» Written request:
Check each line of the records below for the string "xlabel", then state how many lines contain it, with no other output.

── Listing

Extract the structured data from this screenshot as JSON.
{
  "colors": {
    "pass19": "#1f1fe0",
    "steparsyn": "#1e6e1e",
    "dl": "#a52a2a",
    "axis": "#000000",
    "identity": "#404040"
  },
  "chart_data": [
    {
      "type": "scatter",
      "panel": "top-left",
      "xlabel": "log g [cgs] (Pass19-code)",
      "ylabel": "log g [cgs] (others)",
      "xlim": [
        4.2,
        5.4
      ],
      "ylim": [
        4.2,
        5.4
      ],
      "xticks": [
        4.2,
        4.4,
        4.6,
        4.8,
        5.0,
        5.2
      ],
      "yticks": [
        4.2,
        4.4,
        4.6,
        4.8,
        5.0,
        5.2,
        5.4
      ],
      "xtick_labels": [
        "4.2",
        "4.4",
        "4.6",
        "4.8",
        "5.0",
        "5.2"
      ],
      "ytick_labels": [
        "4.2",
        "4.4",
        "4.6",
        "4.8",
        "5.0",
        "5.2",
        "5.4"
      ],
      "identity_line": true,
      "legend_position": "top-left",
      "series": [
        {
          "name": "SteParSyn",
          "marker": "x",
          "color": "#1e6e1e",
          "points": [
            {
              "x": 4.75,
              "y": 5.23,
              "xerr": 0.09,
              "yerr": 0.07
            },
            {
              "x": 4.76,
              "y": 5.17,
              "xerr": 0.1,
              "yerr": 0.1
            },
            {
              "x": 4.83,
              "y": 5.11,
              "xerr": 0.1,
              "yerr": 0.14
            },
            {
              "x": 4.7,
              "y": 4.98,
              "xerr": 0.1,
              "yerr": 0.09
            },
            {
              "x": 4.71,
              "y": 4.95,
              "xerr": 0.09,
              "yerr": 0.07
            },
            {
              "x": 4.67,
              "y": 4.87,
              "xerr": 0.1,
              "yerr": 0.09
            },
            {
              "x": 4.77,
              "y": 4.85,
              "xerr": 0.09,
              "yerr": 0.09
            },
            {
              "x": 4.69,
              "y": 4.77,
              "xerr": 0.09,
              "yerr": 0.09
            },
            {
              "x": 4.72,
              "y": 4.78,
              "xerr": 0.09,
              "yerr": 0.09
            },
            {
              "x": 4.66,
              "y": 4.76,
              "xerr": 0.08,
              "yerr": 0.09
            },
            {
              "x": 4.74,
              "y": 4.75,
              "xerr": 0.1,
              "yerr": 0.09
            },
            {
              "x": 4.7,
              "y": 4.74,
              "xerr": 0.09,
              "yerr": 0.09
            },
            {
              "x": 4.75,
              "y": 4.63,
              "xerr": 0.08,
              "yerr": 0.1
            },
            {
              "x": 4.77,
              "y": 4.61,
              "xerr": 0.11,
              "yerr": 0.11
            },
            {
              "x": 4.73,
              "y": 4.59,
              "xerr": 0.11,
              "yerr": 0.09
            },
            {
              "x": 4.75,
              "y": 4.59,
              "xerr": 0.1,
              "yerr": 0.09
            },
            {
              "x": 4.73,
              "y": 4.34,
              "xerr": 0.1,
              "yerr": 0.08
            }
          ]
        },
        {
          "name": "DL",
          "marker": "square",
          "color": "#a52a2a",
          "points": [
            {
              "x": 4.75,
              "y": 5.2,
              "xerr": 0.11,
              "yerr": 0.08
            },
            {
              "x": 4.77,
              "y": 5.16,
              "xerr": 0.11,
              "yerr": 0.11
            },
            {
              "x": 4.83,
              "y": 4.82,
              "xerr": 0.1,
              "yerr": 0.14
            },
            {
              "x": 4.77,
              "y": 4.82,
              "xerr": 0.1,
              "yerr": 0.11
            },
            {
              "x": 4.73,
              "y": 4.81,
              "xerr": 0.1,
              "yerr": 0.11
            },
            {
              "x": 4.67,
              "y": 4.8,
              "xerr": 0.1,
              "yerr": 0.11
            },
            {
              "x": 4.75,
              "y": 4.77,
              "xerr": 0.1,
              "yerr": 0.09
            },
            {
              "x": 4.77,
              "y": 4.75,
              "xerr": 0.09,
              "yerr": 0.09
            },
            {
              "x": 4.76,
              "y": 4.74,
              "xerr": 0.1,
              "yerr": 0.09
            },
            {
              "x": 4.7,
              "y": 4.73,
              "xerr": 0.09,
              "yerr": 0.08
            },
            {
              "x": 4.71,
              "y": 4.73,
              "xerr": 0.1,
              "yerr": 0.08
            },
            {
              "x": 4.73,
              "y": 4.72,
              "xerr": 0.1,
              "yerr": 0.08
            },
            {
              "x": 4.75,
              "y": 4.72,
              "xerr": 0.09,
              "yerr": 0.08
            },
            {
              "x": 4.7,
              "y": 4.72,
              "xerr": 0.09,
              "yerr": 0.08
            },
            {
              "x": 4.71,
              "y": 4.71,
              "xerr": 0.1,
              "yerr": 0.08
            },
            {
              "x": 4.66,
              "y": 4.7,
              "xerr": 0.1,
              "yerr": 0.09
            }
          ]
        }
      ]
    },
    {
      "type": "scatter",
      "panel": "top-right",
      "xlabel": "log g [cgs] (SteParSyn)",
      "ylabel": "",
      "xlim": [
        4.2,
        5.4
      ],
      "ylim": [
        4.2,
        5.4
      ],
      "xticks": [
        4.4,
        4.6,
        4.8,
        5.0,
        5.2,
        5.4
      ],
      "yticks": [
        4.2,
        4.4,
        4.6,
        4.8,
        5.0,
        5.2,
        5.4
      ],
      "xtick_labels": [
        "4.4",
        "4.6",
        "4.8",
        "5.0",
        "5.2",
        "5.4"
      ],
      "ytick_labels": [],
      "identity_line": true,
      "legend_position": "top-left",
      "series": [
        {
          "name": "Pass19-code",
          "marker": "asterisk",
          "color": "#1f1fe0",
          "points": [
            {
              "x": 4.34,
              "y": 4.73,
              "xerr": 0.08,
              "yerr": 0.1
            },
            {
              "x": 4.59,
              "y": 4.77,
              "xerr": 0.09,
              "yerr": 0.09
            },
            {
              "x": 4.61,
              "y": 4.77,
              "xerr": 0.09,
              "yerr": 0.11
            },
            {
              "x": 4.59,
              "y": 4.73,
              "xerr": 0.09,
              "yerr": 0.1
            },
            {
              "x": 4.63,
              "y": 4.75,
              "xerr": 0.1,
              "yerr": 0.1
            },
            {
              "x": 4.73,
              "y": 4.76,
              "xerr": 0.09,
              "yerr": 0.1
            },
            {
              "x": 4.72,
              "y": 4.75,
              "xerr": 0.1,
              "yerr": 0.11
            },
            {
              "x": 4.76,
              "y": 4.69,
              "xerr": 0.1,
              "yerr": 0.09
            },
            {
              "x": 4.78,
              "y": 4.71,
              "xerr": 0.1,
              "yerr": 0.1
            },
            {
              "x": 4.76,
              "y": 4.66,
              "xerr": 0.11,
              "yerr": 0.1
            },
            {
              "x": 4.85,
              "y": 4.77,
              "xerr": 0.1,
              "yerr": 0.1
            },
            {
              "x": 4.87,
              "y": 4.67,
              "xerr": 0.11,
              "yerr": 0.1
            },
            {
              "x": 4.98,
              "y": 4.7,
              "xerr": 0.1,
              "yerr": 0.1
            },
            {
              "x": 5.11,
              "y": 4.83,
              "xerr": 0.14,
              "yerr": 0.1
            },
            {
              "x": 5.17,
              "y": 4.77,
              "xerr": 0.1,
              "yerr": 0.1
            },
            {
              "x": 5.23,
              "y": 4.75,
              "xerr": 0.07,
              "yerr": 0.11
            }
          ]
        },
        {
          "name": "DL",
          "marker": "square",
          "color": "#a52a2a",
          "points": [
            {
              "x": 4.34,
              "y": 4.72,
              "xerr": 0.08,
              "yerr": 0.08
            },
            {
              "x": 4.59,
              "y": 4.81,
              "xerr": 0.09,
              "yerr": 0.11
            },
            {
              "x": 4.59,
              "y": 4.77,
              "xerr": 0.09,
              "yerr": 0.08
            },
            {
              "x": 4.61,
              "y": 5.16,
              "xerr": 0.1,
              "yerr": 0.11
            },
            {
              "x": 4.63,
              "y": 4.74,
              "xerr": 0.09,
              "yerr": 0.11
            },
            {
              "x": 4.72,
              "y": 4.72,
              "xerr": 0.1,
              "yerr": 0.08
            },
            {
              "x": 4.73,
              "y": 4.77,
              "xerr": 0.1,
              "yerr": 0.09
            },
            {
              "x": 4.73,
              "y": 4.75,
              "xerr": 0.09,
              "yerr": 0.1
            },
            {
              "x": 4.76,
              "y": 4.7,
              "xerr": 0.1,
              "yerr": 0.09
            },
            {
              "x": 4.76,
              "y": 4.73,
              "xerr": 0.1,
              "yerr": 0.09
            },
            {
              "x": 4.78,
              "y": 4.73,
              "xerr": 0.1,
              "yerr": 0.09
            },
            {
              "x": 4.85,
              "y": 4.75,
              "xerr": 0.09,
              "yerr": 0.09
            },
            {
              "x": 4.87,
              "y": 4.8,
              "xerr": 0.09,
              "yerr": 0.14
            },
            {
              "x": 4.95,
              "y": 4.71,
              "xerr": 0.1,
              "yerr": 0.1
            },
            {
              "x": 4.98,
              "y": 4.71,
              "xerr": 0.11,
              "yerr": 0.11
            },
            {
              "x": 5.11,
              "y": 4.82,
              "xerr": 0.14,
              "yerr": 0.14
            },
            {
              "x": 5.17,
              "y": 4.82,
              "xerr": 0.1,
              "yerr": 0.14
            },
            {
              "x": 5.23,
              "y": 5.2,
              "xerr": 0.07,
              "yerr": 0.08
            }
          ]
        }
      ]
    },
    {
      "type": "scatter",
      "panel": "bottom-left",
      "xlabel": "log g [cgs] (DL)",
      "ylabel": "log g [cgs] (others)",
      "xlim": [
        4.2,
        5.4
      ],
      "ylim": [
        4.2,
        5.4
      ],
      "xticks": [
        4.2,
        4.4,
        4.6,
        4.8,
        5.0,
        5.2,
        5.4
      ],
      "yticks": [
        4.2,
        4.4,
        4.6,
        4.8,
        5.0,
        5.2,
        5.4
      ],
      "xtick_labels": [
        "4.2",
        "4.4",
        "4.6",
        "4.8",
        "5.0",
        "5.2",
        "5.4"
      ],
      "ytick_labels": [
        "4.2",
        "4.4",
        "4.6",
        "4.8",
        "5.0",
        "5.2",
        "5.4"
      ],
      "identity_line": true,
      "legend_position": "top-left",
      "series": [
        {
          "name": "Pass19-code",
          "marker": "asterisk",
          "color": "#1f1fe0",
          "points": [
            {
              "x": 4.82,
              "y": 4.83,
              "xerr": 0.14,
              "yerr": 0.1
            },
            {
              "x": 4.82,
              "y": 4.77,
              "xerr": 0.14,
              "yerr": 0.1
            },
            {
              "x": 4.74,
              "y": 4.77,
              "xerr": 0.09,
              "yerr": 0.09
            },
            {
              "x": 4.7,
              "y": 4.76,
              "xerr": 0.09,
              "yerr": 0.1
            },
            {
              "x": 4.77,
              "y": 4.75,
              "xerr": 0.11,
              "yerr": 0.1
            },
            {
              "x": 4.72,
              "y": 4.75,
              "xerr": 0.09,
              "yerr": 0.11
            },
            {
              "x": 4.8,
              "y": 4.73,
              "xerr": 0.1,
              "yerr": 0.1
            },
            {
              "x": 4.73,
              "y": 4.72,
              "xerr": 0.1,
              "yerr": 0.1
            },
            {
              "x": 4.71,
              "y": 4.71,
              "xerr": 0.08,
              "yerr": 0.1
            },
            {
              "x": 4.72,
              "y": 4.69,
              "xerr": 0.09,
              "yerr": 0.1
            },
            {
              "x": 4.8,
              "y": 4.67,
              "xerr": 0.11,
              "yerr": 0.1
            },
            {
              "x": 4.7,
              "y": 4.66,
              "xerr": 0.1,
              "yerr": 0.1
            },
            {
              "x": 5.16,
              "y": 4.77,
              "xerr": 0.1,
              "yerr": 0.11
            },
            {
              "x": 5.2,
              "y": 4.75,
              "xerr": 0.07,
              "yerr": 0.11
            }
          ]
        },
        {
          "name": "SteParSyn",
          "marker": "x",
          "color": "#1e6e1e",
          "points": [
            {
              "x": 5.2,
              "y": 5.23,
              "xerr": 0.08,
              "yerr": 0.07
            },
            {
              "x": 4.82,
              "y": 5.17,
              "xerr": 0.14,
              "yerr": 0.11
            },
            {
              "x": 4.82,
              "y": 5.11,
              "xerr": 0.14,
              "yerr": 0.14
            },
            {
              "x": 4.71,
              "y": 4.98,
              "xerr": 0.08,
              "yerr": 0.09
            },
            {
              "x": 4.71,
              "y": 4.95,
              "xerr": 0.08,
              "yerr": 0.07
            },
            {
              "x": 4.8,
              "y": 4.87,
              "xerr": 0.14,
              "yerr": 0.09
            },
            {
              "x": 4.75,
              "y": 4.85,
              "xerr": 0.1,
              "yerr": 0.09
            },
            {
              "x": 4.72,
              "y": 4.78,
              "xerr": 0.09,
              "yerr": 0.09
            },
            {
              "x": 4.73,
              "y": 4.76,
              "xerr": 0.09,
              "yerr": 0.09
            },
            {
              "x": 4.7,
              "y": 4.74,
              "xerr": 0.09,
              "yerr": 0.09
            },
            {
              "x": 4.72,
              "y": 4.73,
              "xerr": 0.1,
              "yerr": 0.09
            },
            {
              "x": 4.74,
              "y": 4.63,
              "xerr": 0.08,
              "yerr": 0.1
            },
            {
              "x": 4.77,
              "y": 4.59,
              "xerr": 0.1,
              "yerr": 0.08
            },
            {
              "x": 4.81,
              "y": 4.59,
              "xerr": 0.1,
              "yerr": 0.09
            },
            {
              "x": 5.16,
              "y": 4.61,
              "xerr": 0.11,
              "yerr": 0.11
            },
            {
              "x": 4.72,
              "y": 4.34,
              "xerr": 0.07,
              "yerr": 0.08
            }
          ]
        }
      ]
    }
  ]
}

────

» In response:
3